+++ Verilen metin +++
Hayrullah AĞKAŞ
Sivas Cumhuriyet Anadolu Lisesi öğrencileri Osmanlı Türkçesinin öğrenciler üzerindeki kelime hazinesine etkisine yönelik bir araştırma gerçekleştirdiler. Proje Danışmanı Sinan Baydar öncülüğünde 11. Sınıf öğrencileri Ayşe Sena Cantemür ve Habibe Çakır´ın yürüttüğü projede Osmanlı Türkçesi dersi eğitimini alan öğrenciler ile Osmanlı Türkçesi dersi almayan öğrenciler karşılaştırıldı.
+++
Verilen metinde "Hayrullah AĞKAŞ" ifadesinden "almayan öğrenciler karşılaştırıldı." ifadesine kadar uzanan bölümü hiçbir değişiklik yapmadan alıntılayın.
+++ Veri bölümü +++
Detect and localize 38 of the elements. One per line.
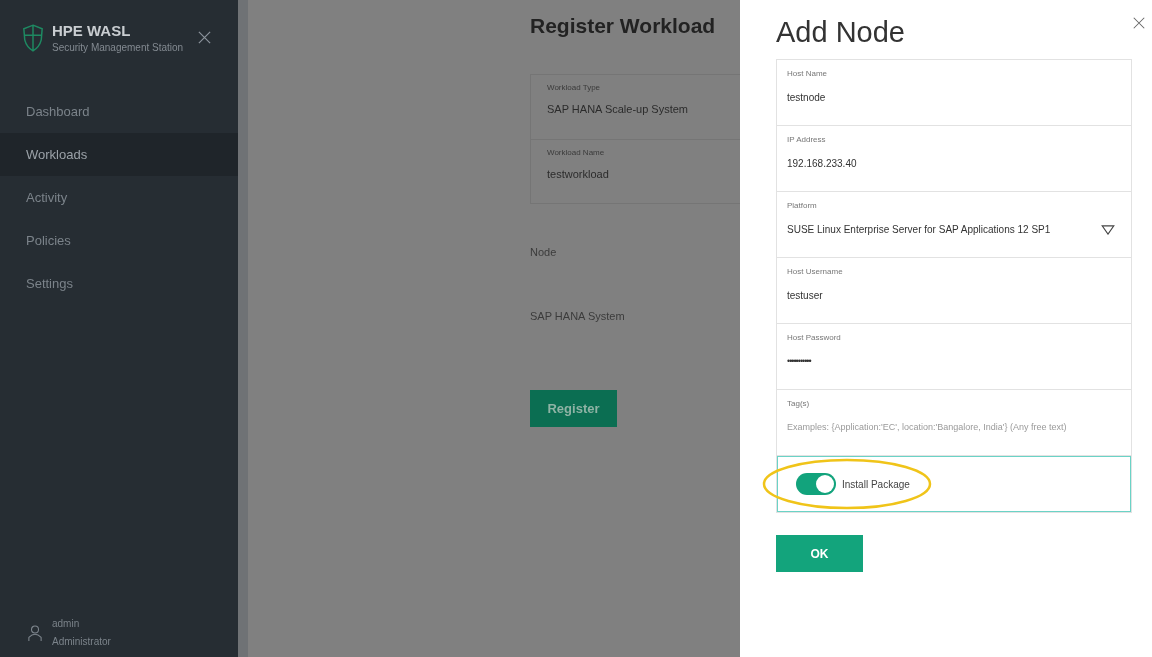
+++
◆ Görevin yanıtı:
Hayrullah AĞKAŞ
Sivas Cumhuriyet Anadolu Lisesi öğrencileri Osmanlı Türkçesinin öğrenciler üzerindeki kelime hazinesine etkisine yönelik bir araştırma gerçekleştirdiler. Proje Danışmanı Sinan Baydar öncülüğünde 11. Sınıf öğrencileri Ayşe Sena Cantemür ve Habibe Çakır´ın yürüttüğü projede Osmanlı Türkçesi dersi eğitimini alan öğrenciler ile Osmanlı Türkçesi dersi almayan öğrenciler karşılaştırıldı.